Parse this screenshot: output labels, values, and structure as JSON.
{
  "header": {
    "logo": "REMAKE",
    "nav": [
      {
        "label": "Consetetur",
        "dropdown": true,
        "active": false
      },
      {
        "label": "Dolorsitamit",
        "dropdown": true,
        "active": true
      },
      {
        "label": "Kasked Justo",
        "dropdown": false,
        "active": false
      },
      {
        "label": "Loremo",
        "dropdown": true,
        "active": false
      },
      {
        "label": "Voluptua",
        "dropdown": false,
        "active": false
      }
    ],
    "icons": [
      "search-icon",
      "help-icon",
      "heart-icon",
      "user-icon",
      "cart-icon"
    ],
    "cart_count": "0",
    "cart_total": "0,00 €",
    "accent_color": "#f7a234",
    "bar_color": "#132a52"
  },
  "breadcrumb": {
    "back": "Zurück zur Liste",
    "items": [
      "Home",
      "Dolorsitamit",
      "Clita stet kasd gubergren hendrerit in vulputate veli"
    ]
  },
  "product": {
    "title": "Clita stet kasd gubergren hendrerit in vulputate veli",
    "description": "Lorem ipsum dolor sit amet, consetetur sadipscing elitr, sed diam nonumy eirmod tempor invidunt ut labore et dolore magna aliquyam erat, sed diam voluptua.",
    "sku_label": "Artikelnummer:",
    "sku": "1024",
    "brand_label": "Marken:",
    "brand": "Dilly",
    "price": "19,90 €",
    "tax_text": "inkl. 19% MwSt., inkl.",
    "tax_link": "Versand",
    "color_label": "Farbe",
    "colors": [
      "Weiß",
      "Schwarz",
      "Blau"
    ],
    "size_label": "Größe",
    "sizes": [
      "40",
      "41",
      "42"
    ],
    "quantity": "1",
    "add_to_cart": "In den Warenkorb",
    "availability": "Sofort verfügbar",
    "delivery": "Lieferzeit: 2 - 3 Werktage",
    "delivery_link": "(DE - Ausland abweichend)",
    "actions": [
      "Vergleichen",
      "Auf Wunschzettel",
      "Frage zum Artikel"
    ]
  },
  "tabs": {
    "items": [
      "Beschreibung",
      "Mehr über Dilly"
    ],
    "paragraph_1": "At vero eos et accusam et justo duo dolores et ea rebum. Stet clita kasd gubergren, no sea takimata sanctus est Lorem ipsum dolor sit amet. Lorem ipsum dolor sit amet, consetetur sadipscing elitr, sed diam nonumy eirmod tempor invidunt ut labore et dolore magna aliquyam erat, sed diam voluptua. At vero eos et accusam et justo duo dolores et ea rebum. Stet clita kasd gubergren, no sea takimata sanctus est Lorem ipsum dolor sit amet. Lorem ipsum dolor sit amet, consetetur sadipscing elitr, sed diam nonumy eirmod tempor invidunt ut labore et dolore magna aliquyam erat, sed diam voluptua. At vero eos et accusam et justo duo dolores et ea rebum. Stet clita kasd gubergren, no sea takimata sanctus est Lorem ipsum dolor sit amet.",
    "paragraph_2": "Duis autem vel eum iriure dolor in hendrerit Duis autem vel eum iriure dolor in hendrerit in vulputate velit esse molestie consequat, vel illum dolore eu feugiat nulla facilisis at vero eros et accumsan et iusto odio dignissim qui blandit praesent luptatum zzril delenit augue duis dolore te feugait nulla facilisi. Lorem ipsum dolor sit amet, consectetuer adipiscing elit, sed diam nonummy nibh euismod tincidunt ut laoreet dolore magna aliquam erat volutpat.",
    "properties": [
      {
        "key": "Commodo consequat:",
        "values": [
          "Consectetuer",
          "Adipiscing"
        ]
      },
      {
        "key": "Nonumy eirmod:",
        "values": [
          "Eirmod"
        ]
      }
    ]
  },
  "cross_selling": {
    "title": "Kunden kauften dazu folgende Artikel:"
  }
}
——
- **WHAT IS ASKED**
Say how many lines contain "erat", and give nothing but that number.

- **RESPONSE**
3